Stored records:
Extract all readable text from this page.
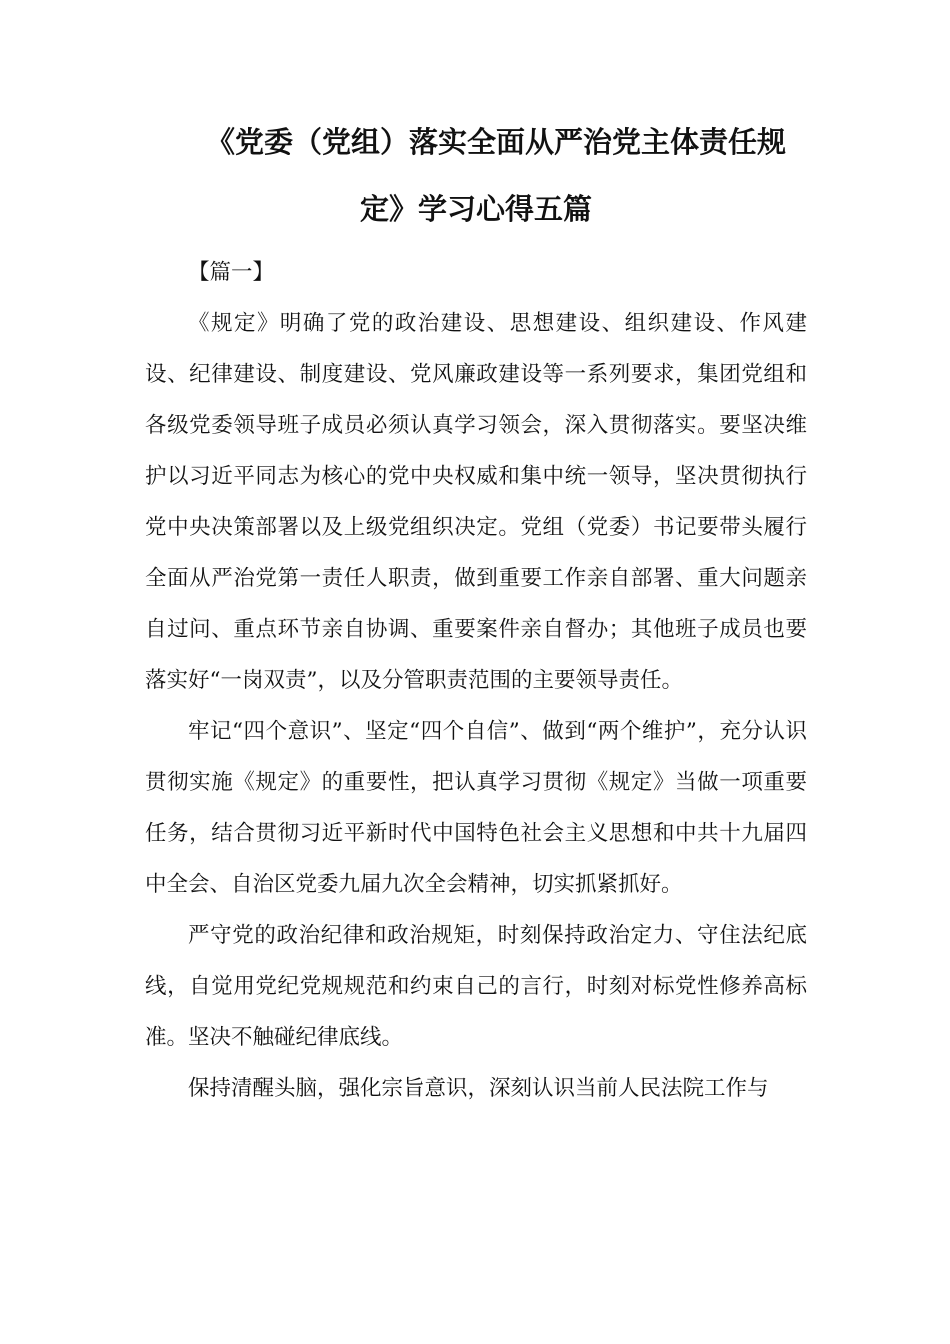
《党委（党组）落实全面从严治党主体责任规
定》学习心得五篇

【篇一】

《规定》明确了党的政治建设、思想建设、组织建设、作风建设、纪律建设、制度建设、党风廉政建设等一系列要求，集团党组和各级党委领导班子成员必须认真学习领会，深入贯彻落实。要坚决维护以习近平同志为核心的党中央权威和集中统一领导，坚决贯彻执行党中央决策部署以及上级党组织决定。党组（党委）书记要带头履行全面从严治党第一责任人职责，做到重要工作亲自部署、重大问题亲自过问、重点环节亲自协调、重要案件亲自督办；其他班子成员也要落实好“一岗双责”，以及分管职责范围的主要领导责任。

牢记“四个意识”、坚定“四个自信”、做到“两个维护”，充分认识贯彻实施《规定》的重要性，把认真学习贯彻《规定》当做一项重要任务，结合贯彻习近平新时代中国特色社会主义思想和中共十九届四中全会、自治区党委九届九次全会精神，切实抓紧抓好。

严守党的政治纪律和政治规矩，时刻保持政治定力、守住法纪底线，自觉用党纪党规规范和约束自己的言行，时刻对标党性修养高标准。坚决不触碰纪律底线。

保持清醒头脑，强化宗旨意识，深刻认识当前人民法院工作与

DIRECTIONS FOR THIS TASK:
Could you reproduce every record above exactly, leaving out the pictures?

TASK RESPONSE:
Extract all readable text from this page.
《党委（党组）落实全面从严治党主体责任规
定》学习心得五篇

【篇一】

《规定》明确了党的政治建设、思想建设、组织建设、作风建设、纪律建设、制度建设、党风廉政建设等一系列要求，集团党组和各级党委领导班子成员必须认真学习领会，深入贯彻落实。要坚决维护以习近平同志为核心的党中央权威和集中统一领导，坚决贯彻执行党中央决策部署以及上级党组织决定。党组（党委）书记要带头履行全面从严治党第一责任人职责，做到重要工作亲自部署、重大问题亲自过问、重点环节亲自协调、重要案件亲自督办；其他班子成员也要落实好“一岗双责”，以及分管职责范围的主要领导责任。

牢记“四个意识”、坚定“四个自信”、做到“两个维护”，充分认识贯彻实施《规定》的重要性，把认真学习贯彻《规定》当做一项重要任务，结合贯彻习近平新时代中国特色社会主义思想和中共十九届四中全会、自治区党委九届九次全会精神，切实抓紧抓好。

严守党的政治纪律和政治规矩，时刻保持政治定力、守住法纪底线，自觉用党纪党规规范和约束自己的言行，时刻对标党性修养高标准。坚决不触碰纪律底线。

保持清醒头脑，强化宗旨意识，深刻认识当前人民法院工作与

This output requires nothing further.